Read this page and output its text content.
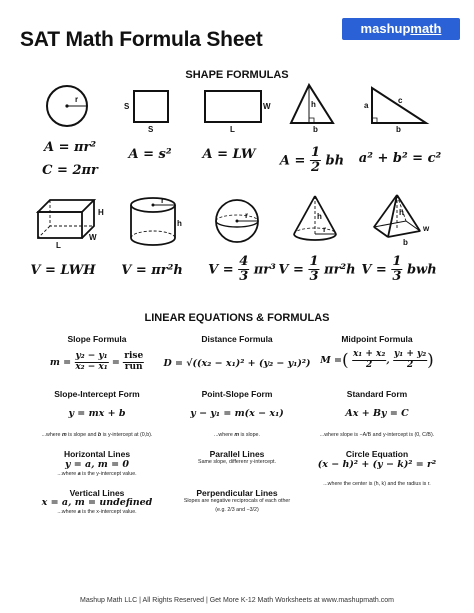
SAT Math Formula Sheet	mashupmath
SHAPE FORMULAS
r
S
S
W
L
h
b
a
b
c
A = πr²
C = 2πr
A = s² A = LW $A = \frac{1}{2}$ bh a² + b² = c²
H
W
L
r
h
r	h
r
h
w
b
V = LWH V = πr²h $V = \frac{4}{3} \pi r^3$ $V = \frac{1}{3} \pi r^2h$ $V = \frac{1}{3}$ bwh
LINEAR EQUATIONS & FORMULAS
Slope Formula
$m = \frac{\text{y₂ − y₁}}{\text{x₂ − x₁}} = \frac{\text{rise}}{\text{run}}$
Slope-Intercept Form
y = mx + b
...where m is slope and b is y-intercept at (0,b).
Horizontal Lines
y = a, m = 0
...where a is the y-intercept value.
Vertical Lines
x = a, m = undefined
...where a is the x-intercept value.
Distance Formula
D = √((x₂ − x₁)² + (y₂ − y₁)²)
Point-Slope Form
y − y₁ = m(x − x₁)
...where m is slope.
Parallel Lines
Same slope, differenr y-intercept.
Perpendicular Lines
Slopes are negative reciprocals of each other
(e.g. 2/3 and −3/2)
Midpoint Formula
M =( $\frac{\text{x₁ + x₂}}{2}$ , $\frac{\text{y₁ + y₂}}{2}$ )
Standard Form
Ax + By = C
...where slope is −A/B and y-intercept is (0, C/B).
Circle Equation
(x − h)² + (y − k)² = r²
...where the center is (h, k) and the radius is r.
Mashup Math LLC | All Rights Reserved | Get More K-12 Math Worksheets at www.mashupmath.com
================================
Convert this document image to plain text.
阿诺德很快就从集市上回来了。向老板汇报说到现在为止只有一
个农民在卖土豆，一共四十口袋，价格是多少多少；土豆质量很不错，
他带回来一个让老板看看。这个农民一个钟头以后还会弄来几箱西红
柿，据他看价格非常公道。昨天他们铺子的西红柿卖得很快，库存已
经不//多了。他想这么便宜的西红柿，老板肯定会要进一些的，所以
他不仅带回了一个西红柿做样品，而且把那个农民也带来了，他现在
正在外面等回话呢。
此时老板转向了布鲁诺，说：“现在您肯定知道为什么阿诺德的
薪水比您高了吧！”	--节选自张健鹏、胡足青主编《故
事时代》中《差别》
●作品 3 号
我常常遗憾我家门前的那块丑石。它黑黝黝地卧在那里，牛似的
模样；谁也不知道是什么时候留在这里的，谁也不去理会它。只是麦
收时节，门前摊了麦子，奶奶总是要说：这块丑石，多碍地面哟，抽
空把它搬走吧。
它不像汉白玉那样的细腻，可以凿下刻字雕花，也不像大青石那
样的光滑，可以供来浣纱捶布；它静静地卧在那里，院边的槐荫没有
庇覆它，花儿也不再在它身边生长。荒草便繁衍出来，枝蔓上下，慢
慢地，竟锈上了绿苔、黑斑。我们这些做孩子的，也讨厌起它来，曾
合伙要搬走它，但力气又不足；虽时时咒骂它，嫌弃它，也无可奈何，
================================
Collect from the data above every line that includes "text".

Read this page and output its text content.
$m = \frac{\text{y₂ − y₁}}{\text{x₂ − x₁}} = \frac{\text{rise}}{\text{run}}$
M =( $\frac{\text{x₁ + x₂}}{2}$ , $\frac{\text{y₁ + y₂}}{2}$ )
Convert this document image to plain text.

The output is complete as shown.